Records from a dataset
————
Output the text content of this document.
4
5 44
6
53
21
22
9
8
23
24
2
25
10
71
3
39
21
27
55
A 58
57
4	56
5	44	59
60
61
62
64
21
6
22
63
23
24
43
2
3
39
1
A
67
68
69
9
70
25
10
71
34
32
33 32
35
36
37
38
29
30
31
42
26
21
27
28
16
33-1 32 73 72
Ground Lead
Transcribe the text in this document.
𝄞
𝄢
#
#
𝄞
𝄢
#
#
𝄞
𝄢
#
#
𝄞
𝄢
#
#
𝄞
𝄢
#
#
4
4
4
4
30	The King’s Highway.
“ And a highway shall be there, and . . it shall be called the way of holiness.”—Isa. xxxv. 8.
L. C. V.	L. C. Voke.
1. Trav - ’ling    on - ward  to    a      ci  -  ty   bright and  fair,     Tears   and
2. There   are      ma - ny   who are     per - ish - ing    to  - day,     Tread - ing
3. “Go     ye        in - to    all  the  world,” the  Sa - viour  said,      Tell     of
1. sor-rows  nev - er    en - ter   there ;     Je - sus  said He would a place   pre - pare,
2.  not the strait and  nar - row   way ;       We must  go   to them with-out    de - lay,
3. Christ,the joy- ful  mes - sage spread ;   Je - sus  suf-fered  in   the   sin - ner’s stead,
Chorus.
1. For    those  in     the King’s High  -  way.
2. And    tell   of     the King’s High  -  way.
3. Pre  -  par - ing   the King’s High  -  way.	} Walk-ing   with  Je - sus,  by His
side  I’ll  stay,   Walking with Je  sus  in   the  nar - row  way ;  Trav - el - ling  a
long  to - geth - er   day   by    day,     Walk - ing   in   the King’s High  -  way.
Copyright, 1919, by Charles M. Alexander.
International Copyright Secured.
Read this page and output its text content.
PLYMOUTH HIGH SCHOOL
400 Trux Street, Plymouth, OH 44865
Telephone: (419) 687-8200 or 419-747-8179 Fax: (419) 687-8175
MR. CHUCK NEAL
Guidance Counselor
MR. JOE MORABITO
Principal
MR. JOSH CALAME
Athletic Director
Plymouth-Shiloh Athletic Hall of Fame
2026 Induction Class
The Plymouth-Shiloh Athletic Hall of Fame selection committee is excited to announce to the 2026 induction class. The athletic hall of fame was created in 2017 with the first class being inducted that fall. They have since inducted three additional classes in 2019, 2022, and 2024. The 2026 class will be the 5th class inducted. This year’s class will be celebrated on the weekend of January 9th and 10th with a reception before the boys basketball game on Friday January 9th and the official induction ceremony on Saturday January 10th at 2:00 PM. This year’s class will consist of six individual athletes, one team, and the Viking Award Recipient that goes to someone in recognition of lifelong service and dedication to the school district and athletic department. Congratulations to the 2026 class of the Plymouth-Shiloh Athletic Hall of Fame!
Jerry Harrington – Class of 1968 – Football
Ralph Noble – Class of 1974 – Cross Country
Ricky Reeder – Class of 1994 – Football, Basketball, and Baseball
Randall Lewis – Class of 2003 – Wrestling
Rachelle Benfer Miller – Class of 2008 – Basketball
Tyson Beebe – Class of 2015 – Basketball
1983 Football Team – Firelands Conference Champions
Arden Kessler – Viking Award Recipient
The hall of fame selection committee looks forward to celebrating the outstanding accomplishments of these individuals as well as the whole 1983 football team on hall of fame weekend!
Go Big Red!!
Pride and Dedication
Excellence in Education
————
To do:
Extract the whole listing, character for character.

Output:
Output the text content of this document.
4
5 44
6
53
21
22
9
8
23
24
2
25
10
71
3
39
21
27
55
A 58
57
4	56
5	44	59
60
61
62
64
21
6
22
63
23
24
43
2
3
39
1
A
67
68
69
9
70
25
10
71
34
32
33 32
35
36
37
38
29
30
31
42
26
21
27
28
16
33-1 32 73 72
Ground Lead
Transcribe the text in this document.
𝄞
𝄢
#
#
𝄞
𝄢
#
#
𝄞
𝄢
#
#
𝄞
𝄢
#
#
𝄞
𝄢
#
#
4
4
4
4
30	The King’s Highway.
“ And a highway shall be there, and . . it shall be called the way of holiness.”—Isa. xxxv. 8.
L. C. V.	L. C. Voke.
1. Trav - ’ling    on - ward  to    a      ci  -  ty   bright and  fair,     Tears   and
2. There   are      ma - ny   who are     per - ish - ing    to  - day,     Tread - ing
3. “Go     ye        in - to    all  the  world,” the  Sa - viour  said,      Tell     of
1. sor-rows  nev - er    en - ter   there ;     Je - sus  said He would a place   pre - pare,
2.  not the strait and  nar - row   way ;       We must  go   to them with-out    de - lay,
3. Christ,the joy- ful  mes - sage spread ;   Je - sus  suf-fered  in   the   sin - ner’s stead,
Chorus.
1. For    those  in     the King’s High  -  way.
2. And    tell   of     the King’s High  -  way.
3. Pre  -  par - ing   the King’s High  -  way.	} Walk-ing   with  Je - sus,  by His
side  I’ll  stay,   Walking with Je  sus  in   the  nar - row  way ;  Trav - el - ling  a
long  to - geth - er   day   by    day,     Walk - ing   in   the King’s High  -  way.
Copyright, 1919, by Charles M. Alexander.
International Copyright Secured.
Read this page and output its text content.
PLYMOUTH HIGH SCHOOL
400 Trux Street, Plymouth, OH 44865
Telephone: (419) 687-8200 or 419-747-8179 Fax: (419) 687-8175
MR. CHUCK NEAL
Guidance Counselor
MR. JOE MORABITO
Principal
MR. JOSH CALAME
Athletic Director
Plymouth-Shiloh Athletic Hall of Fame
2026 Induction Class
The Plymouth-Shiloh Athletic Hall of Fame selection committee is excited to announce to the 2026 induction class. The athletic hall of fame was created in 2017 with the first class being inducted that fall. They have since inducted three additional classes in 2019, 2022, and 2024. The 2026 class will be the 5th class inducted. This year’s class will be celebrated on the weekend of January 9th and 10th with a reception before the boys basketball game on Friday January 9th and the official induction ceremony on Saturday January 10th at 2:00 PM. This year’s class will consist of six individual athletes, one team, and the Viking Award Recipient that goes to someone in recognition of lifelong service and dedication to the school district and athletic department. Congratulations to the 2026 class of the Plymouth-Shiloh Athletic Hall of Fame!
Jerry Harrington – Class of 1968 – Football
Ralph Noble – Class of 1974 – Cross Country
Ricky Reeder – Class of 1994 – Football, Basketball, and Baseball
Randall Lewis – Class of 2003 – Wrestling
Rachelle Benfer Miller – Class of 2008 – Basketball
Tyson Beebe – Class of 2015 – Basketball
1983 Football Team – Firelands Conference Champions
Arden Kessler – Viking Award Recipient
The hall of fame selection committee looks forward to celebrating the outstanding accomplishments of these individuals as well as the whole 1983 football team on hall of fame weekend!
Go Big Red!!
Pride and Dedication
Excellence in Education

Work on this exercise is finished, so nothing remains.